Work instructions:
Go through the entries below, tally each line with the string "structured", and give the final number by itself.

Recorded data:
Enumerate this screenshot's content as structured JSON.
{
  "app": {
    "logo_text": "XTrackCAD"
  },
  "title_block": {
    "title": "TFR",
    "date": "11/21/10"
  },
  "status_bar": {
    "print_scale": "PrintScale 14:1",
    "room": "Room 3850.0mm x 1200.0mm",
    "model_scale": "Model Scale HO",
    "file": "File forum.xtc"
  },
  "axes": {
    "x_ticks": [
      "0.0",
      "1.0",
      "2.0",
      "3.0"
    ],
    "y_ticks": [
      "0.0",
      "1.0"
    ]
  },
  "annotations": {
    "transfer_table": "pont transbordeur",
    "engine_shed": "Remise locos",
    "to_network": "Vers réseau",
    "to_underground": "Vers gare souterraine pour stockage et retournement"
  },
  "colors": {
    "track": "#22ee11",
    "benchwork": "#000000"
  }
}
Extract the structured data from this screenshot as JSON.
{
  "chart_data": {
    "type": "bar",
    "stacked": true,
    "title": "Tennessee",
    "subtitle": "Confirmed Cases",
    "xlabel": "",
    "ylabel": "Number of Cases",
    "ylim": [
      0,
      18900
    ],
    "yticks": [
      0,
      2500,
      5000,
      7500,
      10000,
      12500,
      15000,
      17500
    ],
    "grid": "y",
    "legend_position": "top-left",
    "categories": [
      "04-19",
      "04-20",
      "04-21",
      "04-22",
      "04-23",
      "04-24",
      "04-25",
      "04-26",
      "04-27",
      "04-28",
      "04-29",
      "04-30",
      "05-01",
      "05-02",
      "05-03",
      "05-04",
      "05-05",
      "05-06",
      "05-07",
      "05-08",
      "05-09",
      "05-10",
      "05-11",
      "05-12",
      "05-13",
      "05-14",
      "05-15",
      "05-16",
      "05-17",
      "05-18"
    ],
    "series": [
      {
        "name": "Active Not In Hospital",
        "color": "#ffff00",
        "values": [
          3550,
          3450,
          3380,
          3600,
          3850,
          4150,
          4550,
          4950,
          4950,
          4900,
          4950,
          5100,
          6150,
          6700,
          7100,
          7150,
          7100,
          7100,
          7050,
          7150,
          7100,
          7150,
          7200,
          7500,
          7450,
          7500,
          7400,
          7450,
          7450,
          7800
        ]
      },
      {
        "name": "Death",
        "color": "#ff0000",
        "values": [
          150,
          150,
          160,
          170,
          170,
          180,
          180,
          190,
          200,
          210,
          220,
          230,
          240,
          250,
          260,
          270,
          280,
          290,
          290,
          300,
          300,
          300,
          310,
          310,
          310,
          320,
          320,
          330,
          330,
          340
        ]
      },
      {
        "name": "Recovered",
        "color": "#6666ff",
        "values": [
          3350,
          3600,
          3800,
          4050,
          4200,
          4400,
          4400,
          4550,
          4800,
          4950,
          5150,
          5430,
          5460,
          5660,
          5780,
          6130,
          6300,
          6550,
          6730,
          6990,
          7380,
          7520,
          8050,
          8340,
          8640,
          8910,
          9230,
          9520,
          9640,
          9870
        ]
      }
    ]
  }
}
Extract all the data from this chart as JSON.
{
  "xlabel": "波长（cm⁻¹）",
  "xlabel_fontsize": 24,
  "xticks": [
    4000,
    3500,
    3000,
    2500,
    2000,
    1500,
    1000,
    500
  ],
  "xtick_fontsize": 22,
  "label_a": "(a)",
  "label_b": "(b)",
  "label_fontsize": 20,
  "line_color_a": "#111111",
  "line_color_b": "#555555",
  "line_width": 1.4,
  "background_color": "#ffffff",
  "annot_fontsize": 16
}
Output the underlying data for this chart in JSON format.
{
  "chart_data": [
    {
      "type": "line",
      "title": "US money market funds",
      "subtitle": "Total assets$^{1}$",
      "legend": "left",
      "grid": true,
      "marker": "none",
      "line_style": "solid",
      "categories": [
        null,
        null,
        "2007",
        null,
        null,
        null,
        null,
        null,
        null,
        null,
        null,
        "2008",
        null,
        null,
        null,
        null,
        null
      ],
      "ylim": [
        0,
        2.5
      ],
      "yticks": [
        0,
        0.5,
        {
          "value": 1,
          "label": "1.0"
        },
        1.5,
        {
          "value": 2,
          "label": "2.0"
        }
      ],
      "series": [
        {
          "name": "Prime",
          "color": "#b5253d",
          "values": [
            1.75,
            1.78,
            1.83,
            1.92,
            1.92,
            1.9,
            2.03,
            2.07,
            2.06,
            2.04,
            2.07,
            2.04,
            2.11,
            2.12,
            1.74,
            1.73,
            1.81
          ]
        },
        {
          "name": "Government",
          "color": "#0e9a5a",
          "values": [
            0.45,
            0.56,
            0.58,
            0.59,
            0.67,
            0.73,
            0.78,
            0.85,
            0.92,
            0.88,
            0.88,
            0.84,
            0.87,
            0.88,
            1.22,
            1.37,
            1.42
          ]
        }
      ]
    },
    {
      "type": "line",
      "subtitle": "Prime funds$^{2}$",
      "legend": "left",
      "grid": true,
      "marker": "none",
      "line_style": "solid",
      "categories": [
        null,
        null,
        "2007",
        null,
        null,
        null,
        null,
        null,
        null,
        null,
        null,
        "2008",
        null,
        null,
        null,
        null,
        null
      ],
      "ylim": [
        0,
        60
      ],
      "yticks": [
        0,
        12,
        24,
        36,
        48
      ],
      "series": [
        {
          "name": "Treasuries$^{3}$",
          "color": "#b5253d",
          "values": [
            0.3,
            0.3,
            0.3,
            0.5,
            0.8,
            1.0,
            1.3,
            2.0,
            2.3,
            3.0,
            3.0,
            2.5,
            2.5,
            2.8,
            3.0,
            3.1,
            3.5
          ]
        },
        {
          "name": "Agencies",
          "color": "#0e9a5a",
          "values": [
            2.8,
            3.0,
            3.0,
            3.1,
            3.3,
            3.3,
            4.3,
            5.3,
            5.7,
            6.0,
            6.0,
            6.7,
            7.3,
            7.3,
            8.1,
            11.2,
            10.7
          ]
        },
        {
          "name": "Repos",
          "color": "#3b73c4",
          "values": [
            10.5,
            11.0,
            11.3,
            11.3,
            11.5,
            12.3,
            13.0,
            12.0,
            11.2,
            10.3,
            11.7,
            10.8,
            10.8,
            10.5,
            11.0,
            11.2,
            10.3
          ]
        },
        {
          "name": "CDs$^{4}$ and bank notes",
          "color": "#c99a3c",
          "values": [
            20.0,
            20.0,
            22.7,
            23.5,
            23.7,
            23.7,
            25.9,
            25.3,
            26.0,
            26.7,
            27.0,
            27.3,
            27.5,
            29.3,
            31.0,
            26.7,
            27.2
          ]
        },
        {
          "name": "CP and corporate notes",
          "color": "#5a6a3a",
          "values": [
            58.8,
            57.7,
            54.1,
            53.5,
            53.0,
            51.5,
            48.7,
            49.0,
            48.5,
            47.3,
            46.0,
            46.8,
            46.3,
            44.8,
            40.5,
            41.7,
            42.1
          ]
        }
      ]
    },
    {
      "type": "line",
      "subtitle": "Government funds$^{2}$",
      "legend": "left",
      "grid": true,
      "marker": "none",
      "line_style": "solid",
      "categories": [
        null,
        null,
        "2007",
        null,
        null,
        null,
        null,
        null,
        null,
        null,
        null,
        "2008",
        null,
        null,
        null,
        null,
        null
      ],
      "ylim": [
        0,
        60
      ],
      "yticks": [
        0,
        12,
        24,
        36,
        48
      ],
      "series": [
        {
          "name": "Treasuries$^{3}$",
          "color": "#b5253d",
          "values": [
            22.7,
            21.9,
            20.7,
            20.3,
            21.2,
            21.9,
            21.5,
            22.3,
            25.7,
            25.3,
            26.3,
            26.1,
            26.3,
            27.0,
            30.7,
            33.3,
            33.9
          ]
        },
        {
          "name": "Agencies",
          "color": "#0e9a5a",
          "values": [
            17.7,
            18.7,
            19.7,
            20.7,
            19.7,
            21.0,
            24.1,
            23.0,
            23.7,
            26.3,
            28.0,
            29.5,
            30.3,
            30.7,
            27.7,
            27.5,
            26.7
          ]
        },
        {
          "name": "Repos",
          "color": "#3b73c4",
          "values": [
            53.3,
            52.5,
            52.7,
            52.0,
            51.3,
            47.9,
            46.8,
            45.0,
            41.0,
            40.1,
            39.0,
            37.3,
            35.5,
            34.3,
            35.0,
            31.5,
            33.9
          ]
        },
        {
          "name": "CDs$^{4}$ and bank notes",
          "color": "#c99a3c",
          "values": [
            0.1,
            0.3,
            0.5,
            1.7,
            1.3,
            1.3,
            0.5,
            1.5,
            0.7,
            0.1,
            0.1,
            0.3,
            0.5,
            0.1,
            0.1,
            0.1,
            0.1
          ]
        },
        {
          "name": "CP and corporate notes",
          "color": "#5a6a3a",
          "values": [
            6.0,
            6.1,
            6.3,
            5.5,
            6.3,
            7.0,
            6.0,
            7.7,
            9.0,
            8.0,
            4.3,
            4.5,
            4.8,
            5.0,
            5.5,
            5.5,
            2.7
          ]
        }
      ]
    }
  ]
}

Exercise solution:
2